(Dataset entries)
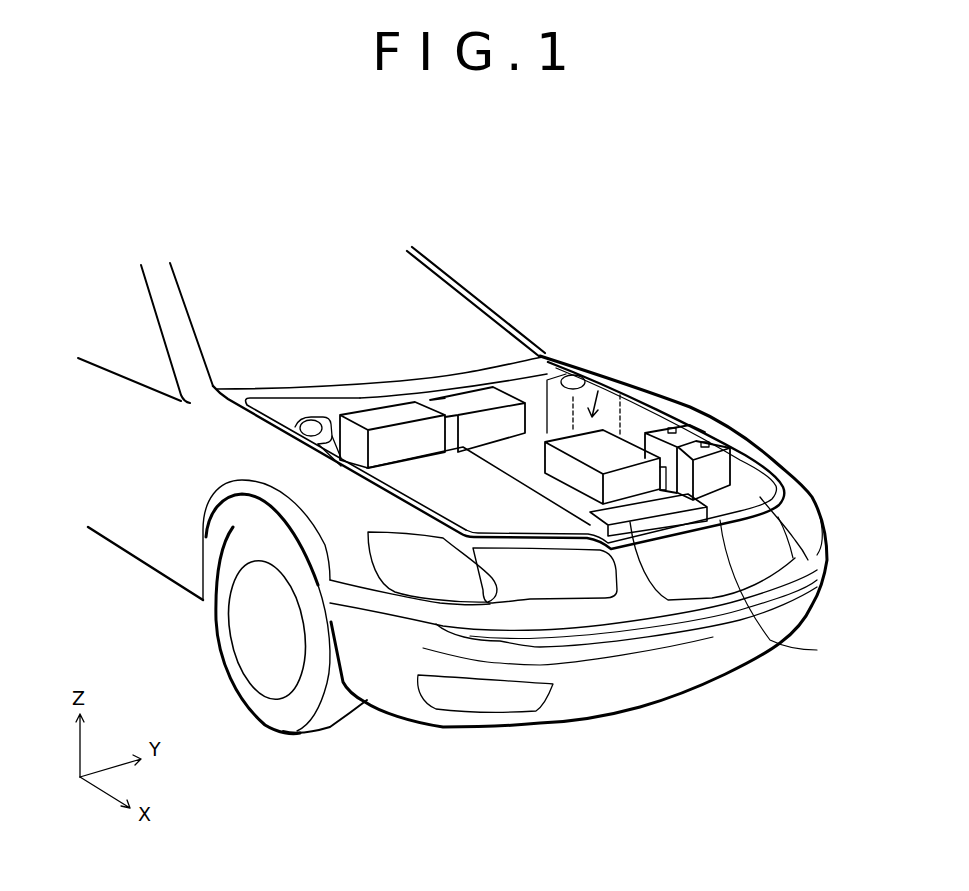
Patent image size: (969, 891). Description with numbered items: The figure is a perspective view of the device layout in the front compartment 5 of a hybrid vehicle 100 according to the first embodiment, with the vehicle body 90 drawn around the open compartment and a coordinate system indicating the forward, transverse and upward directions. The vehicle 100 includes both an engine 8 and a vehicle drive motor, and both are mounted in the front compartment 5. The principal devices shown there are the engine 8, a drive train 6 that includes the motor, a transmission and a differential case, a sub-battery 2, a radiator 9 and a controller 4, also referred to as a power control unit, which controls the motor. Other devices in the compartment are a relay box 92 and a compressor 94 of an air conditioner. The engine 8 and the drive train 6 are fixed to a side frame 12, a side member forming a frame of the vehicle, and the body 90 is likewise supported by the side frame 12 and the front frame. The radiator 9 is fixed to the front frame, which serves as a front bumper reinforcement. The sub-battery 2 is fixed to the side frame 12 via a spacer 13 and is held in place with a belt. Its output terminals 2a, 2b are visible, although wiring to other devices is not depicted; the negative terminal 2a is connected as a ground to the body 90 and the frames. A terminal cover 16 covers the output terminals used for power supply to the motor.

The vehicle 100 is at (592, 246).
The vehicle body 90 is at (140, 537).
The relay box 92 is at (405, 410).
The compressor 94 is at (485, 400).
The drive train 6 is at (517, 450).
The front compartment 5 is at (603, 449).
The controller 4 is at (615, 413).
The sub-battery 2 is at (690, 430).
The negative terminal 2a is at (706, 445).
The output terminal 2b is at (675, 430).
The spacer 13 is at (722, 492).
The side frame 12 is at (817, 565).
The terminal cover 16 is at (808, 606).
The radiator 9 is at (780, 643).
The engine 8 is at (527, 517).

> AIM: Write out again the lines from the start of the records through the line containing "The vehicle body 90 is at (140, 537).", inclusive, substituting "oblique view" for "perspective view" and keeping everything else the same. Do not include the pictures in your answer.

> ANSWER TO THIS TASK:
Patent image size: (969, 891). Description with numbered items: The figure is a oblique view of the device layout in the front compartment 5 of a hybrid vehicle 100 according to the first embodiment, with the vehicle body 90 drawn around the open compartment and a coordinate system indicating the forward, transverse and upward directions. The vehicle 100 includes both an engine 8 and a vehicle drive motor, and both are mounted in the front compartment 5. The principal devices shown there are the engine 8, a drive train 6 that includes the motor, a transmission and a differential case, a sub-battery 2, a radiator 9 and a controller 4, also referred to as a power control unit, which controls the motor. Other devices in the compartment are a relay box 92 and a compressor 94 of an air conditioner. The engine 8 and the drive train 6 are fixed to a side frame 12, a side member forming a frame of the vehicle, and the body 90 is likewise supported by the side frame 12 and the front frame. The radiator 9 is fixed to the front frame, which serves as a front bumper reinforcement. The sub-battery 2 is fixed to the side frame 12 via a spacer 13 and is held in place with a belt. Its output terminals 2a, 2b are visible, although wiring to other devices is not depicted; the negative terminal 2a is connected as a ground to the body 90 and the frames. A terminal cover 16 covers the output terminals used for power supply to the motor.

The vehicle 100 is at (592, 246).
The vehicle body 90 is at (140, 537).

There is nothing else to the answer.